> **Short exercise**:
Copy every line, leaving nothing out and adding nothing.

━━━━━ Provided records ━━━━━

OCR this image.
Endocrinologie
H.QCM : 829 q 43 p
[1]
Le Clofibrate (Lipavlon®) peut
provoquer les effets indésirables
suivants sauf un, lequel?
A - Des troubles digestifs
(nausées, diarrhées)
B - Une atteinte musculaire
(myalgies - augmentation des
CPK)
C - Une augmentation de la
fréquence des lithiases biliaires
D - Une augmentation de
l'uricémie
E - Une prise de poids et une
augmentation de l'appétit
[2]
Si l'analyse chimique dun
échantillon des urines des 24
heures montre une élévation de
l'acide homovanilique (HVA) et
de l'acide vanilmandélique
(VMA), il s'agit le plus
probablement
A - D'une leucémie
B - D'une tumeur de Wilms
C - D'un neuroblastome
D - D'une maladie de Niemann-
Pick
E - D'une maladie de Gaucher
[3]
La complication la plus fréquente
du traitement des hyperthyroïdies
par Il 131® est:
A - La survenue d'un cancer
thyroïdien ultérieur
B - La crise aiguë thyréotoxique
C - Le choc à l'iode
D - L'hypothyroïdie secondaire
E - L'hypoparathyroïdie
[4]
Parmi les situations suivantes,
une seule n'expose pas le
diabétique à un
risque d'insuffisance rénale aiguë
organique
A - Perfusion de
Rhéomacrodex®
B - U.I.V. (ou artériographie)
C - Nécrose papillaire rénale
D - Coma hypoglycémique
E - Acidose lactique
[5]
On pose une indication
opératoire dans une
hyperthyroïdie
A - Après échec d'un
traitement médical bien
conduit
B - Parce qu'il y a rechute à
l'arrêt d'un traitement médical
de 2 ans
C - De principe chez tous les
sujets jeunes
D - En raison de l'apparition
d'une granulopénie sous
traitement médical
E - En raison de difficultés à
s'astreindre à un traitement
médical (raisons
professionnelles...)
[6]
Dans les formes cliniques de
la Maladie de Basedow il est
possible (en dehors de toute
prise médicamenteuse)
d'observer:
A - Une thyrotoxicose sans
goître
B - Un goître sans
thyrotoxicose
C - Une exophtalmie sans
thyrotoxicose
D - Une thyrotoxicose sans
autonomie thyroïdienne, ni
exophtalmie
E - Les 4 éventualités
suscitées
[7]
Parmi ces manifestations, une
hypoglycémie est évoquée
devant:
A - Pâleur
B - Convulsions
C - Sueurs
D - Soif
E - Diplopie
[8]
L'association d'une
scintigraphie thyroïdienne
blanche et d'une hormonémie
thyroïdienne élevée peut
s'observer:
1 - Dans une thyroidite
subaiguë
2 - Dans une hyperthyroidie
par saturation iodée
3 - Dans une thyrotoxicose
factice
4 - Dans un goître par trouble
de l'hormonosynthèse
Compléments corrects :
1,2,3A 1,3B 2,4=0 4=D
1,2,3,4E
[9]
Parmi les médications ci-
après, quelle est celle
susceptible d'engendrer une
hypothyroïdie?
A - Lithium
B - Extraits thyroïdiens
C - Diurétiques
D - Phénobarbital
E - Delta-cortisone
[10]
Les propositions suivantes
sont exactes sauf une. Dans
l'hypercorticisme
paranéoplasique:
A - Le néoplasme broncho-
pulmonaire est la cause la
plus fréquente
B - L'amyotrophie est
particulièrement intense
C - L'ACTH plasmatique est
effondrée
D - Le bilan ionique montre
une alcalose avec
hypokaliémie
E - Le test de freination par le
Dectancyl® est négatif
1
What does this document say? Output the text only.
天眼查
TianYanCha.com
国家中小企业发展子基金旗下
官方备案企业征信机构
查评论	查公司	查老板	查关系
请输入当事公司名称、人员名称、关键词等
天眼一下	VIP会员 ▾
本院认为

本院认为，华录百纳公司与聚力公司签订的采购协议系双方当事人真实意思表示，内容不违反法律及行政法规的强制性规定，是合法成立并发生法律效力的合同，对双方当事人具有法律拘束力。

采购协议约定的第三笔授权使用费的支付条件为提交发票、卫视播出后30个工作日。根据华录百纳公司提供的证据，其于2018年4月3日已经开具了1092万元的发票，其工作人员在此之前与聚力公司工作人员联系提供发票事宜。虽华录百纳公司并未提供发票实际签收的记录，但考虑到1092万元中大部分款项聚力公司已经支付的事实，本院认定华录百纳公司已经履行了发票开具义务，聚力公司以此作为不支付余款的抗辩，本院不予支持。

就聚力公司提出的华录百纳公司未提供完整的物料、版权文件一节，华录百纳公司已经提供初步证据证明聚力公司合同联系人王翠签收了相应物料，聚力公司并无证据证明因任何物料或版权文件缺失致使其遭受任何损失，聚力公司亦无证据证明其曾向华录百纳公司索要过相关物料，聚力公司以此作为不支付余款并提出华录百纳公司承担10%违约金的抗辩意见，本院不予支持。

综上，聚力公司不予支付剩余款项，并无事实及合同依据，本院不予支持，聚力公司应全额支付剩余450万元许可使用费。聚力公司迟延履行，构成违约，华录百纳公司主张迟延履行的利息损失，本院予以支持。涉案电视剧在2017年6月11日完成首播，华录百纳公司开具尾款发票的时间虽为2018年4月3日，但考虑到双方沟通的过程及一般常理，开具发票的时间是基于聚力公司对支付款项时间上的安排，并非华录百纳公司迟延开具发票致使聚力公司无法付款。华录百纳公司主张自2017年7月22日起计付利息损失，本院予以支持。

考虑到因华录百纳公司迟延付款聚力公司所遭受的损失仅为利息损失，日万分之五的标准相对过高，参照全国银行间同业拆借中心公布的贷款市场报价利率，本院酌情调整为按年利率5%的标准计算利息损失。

━━━━━

> **Task result**:
OCR this image.
Endocrinologie
H.QCM : 829 q 43 p
[1]
Le Clofibrate (Lipavlon®) peut
provoquer les effets indésirables
suivants sauf un, lequel?
A - Des troubles digestifs
(nausées, diarrhées)
B - Une atteinte musculaire
(myalgies - augmentation des
CPK)
C - Une augmentation de la
fréquence des lithiases biliaires
D - Une augmentation de
l'uricémie
E - Une prise de poids et une
augmentation de l'appétit
[2]
Si l'analyse chimique dun
échantillon des urines des 24
heures montre une élévation de
l'acide homovanilique (HVA) et
de l'acide vanilmandélique
(VMA), il s'agit le plus
probablement
A - D'une leucémie
B - D'une tumeur de Wilms
C - D'un neuroblastome
D - D'une maladie de Niemann-
Pick
E - D'une maladie de Gaucher
[3]
La complication la plus fréquente
du traitement des hyperthyroïdies
par Il 131® est:
A - La survenue d'un cancer
thyroïdien ultérieur
B - La crise aiguë thyréotoxique
C - Le choc à l'iode
D - L'hypothyroïdie secondaire
E - L'hypoparathyroïdie
[4]
Parmi les situations suivantes,
une seule n'expose pas le
diabétique à un
risque d'insuffisance rénale aiguë
organique
A - Perfusion de
Rhéomacrodex®
B - U.I.V. (ou artériographie)
C - Nécrose papillaire rénale
D - Coma hypoglycémique
E - Acidose lactique
[5]
On pose une indication
opératoire dans une
hyperthyroïdie
A - Après échec d'un
traitement médical bien
conduit
B - Parce qu'il y a rechute à
l'arrêt d'un traitement médical
de 2 ans
C - De principe chez tous les
sujets jeunes
D - En raison de l'apparition
d'une granulopénie sous
traitement médical
E - En raison de difficultés à
s'astreindre à un traitement
médical (raisons
professionnelles...)
[6]
Dans les formes cliniques de
la Maladie de Basedow il est
possible (en dehors de toute
prise médicamenteuse)
d'observer:
A - Une thyrotoxicose sans
goître
B - Un goître sans
thyrotoxicose
C - Une exophtalmie sans
thyrotoxicose
D - Une thyrotoxicose sans
autonomie thyroïdienne, ni
exophtalmie
E - Les 4 éventualités
suscitées
[7]
Parmi ces manifestations, une
hypoglycémie est évoquée
devant:
A - Pâleur
B - Convulsions
C - Sueurs
D - Soif
E - Diplopie
[8]
L'association d'une
scintigraphie thyroïdienne
blanche et d'une hormonémie
thyroïdienne élevée peut
s'observer:
1 - Dans une thyroidite
subaiguë
2 - Dans une hyperthyroidie
par saturation iodée
3 - Dans une thyrotoxicose
factice
4 - Dans un goître par trouble
de l'hormonosynthèse
Compléments corrects :
1,2,3A 1,3B 2,4=0 4=D
1,2,3,4E
[9]
Parmi les médications ci-
après, quelle est celle
susceptible d'engendrer une
hypothyroïdie?
A - Lithium
B - Extraits thyroïdiens
C - Diurétiques
D - Phénobarbital
E - Delta-cortisone
[10]
Les propositions suivantes
sont exactes sauf une. Dans
l'hypercorticisme
paranéoplasique:
A - Le néoplasme broncho-
pulmonaire est la cause la
plus fréquente
B - L'amyotrophie est
particulièrement intense
C - L'ACTH plasmatique est
effondrée
D - Le bilan ionique montre
une alcalose avec
hypokaliémie
E - Le test de freination par le
Dectancyl® est négatif
1
What does this document say? Output the text only.
天眼查
TianYanCha.com
国家中小企业发展子基金旗下
官方备案企业征信机构
查评论	查公司	查老板	查关系
请输入当事公司名称、人员名称、关键词等
天眼一下	VIP会员 ▾
本院认为

本院认为，华录百纳公司与聚力公司签订的采购协议系双方当事人真实意思表示，内容不违反法律及行政法规的强制性规定，是合法成立并发生法律效力的合同，对双方当事人具有法律拘束力。

采购协议约定的第三笔授权使用费的支付条件为提交发票、卫视播出后30个工作日。根据华录百纳公司提供的证据，其于2018年4月3日已经开具了1092万元的发票，其工作人员在此之前与聚力公司工作人员联系提供发票事宜。虽华录百纳公司并未提供发票实际签收的记录，但考虑到1092万元中大部分款项聚力公司已经支付的事实，本院认定华录百纳公司已经履行了发票开具义务，聚力公司以此作为不支付余款的抗辩，本院不予支持。

就聚力公司提出的华录百纳公司未提供完整的物料、版权文件一节，华录百纳公司已经提供初步证据证明聚力公司合同联系人王翠签收了相应物料，聚力公司并无证据证明因任何物料或版权文件缺失致使其遭受任何损失，聚力公司亦无证据证明其曾向华录百纳公司索要过相关物料，聚力公司以此作为不支付余款并提出华录百纳公司承担10%违约金的抗辩意见，本院不予支持。

综上，聚力公司不予支付剩余款项，并无事实及合同依据，本院不予支持，聚力公司应全额支付剩余450万元许可使用费。聚力公司迟延履行，构成违约，华录百纳公司主张迟延履行的利息损失，本院予以支持。涉案电视剧在2017年6月11日完成首播，华录百纳公司开具尾款发票的时间虽为2018年4月3日，但考虑到双方沟通的过程及一般常理，开具发票的时间是基于聚力公司对支付款项时间上的安排，并非华录百纳公司迟延开具发票致使聚力公司无法付款。华录百纳公司主张自2017年7月22日起计付利息损失，本院予以支持。

考虑到因华录百纳公司迟延付款聚力公司所遭受的损失仅为利息损失，日万分之五的标准相对过高，参照全国银行间同业拆借中心公布的贷款市场报价利率，本院酌情调整为按年利率5%的标准计算利息损失。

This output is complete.